> **Problem requirements**: Scan the listing below and copy every line holding "rest".

Data records:
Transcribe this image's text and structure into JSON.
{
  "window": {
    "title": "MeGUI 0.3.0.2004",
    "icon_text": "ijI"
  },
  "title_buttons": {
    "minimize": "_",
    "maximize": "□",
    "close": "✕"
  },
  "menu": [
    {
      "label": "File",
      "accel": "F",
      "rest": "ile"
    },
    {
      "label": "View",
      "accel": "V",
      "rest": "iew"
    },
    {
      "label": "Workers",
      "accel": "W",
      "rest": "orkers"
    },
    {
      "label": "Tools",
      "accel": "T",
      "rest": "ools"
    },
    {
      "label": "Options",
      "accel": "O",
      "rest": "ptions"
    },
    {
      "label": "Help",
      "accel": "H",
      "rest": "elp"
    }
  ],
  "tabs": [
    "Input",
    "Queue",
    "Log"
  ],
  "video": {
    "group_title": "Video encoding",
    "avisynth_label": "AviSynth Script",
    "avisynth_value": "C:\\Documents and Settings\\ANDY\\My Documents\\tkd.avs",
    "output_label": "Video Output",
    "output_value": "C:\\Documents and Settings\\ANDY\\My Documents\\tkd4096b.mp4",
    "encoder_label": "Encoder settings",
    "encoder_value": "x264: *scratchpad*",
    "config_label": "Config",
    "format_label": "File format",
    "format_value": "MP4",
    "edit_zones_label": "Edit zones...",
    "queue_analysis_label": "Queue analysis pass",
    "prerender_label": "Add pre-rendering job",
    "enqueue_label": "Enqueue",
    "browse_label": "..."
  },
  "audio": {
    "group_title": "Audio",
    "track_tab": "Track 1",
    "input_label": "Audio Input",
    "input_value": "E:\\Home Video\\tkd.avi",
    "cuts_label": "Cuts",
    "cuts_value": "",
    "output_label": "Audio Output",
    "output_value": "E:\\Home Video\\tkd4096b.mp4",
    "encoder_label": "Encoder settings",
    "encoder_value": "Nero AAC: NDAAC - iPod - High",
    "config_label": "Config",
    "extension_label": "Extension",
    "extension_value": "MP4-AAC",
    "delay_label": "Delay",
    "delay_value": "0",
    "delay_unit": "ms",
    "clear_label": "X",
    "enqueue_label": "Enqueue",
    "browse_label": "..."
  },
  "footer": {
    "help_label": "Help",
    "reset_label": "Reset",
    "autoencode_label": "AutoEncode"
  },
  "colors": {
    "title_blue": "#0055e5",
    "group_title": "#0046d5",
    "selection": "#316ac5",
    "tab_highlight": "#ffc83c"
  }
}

> **Written answer**:
      "rest": "ile"
      "rest": "iew"
      "rest": "orkers"
      "rest": "ools"
      "rest": "ptions"
      "rest": "elp"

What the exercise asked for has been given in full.